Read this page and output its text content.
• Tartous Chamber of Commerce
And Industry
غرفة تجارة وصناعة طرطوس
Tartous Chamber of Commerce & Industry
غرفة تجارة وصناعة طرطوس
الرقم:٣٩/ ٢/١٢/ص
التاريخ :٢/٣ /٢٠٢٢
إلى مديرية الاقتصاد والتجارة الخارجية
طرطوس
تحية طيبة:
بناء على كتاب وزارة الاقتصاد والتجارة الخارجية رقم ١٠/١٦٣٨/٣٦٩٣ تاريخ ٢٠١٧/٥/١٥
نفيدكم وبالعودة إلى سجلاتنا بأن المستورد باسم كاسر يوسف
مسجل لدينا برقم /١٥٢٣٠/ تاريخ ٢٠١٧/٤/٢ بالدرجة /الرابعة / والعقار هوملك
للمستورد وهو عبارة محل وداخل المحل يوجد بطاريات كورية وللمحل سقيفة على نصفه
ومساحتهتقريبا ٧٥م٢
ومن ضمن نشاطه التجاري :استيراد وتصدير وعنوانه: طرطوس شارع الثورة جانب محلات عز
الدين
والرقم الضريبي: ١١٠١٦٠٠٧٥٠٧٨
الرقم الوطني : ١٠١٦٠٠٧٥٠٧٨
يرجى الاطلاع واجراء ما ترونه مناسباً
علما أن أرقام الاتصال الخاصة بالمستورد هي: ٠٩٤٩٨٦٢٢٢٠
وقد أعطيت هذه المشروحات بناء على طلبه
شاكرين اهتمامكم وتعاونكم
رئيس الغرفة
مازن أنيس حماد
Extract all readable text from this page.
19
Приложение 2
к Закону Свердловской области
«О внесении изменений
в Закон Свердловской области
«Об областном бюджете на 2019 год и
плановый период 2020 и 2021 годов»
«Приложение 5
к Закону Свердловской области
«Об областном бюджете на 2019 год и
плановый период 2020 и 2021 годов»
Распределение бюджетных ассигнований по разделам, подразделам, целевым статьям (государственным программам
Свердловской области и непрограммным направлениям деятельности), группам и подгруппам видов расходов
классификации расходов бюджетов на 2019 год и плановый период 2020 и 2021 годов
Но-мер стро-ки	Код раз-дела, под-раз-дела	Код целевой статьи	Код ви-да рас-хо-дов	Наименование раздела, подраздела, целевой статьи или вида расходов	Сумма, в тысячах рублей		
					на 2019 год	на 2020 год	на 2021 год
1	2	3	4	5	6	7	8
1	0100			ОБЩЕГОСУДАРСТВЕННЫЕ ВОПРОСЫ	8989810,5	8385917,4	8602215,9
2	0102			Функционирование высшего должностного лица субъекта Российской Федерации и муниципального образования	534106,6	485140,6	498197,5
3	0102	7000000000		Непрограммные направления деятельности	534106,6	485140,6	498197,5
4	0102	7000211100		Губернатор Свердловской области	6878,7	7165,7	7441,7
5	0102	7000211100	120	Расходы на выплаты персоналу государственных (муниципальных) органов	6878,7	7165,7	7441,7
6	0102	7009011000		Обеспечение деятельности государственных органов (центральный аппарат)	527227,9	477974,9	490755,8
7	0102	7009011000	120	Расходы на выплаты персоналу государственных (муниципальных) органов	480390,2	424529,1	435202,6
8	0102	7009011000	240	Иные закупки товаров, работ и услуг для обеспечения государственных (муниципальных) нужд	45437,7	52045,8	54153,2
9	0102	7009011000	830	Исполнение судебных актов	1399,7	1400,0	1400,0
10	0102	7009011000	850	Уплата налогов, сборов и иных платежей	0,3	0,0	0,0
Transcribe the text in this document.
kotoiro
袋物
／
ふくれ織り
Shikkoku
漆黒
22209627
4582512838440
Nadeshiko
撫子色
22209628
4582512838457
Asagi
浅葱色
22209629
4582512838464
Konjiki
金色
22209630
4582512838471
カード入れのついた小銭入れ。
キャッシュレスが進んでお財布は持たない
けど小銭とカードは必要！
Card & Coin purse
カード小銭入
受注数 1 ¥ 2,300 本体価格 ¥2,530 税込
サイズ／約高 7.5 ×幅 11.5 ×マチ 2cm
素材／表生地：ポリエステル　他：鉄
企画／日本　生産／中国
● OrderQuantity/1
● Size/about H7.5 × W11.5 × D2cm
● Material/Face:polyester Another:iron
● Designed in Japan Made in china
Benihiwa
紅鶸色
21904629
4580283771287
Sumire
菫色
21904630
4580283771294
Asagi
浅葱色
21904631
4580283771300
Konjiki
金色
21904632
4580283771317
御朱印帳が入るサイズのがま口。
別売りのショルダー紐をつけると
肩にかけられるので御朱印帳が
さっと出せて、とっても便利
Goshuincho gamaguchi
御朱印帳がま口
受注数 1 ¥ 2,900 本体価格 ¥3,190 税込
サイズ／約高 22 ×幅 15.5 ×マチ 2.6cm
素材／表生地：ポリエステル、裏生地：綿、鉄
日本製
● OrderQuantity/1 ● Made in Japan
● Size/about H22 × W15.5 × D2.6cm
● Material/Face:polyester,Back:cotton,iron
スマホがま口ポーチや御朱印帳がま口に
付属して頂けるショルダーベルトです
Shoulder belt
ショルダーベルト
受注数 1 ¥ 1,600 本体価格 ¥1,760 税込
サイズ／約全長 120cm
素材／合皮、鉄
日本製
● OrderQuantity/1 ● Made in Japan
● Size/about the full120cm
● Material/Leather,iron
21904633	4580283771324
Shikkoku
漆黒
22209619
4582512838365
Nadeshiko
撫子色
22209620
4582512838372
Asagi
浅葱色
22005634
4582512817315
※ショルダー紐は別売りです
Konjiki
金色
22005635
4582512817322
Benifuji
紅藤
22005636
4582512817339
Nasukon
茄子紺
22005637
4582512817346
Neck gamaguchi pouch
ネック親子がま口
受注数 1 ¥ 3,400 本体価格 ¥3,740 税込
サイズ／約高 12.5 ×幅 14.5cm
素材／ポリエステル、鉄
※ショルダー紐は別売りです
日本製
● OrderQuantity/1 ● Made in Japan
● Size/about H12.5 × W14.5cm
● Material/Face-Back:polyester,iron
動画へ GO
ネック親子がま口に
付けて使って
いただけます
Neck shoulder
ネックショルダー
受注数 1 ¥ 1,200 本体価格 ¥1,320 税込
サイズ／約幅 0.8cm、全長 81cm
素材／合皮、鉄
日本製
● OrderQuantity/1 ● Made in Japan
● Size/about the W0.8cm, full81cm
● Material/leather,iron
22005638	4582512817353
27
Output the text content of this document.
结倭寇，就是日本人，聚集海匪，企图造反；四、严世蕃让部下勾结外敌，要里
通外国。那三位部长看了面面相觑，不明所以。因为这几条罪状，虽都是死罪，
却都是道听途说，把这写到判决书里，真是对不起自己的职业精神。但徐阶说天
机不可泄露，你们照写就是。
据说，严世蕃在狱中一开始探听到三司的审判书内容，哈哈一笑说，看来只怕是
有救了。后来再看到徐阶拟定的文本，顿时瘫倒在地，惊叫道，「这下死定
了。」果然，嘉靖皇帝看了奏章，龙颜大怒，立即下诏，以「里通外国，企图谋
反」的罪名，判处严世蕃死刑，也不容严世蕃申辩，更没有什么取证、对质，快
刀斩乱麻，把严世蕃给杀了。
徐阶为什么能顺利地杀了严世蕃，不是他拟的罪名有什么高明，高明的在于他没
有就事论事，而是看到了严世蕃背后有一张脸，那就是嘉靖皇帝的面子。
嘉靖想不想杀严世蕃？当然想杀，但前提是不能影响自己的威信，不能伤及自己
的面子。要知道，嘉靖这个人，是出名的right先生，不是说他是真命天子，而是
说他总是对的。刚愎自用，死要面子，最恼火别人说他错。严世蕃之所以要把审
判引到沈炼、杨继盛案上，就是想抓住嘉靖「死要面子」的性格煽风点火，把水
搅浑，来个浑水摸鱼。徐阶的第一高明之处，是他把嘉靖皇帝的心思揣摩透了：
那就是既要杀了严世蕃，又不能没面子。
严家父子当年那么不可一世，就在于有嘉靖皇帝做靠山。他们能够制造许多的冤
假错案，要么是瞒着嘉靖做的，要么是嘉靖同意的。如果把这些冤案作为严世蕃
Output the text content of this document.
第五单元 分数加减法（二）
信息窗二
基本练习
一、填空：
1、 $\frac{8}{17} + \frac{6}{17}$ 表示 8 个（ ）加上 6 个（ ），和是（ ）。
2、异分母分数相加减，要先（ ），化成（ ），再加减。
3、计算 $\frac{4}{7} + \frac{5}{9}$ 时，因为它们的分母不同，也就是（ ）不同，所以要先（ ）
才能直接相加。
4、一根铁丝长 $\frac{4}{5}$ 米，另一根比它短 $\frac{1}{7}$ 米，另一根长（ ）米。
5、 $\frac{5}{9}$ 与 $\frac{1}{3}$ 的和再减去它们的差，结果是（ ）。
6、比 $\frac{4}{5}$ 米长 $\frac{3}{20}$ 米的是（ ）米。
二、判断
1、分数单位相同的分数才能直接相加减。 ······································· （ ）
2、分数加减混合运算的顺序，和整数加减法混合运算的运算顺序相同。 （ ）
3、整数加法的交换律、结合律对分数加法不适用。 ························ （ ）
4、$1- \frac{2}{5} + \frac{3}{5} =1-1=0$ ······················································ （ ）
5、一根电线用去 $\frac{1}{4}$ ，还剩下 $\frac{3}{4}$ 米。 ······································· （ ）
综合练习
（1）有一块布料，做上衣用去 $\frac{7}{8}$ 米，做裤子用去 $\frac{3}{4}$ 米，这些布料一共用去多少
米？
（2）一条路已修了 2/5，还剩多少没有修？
====================
GOAL -
Extract every line containing the string "page" from the material.

ANSWER IN FULL -
Read this page and output its text content.
Extract all readable text from this page.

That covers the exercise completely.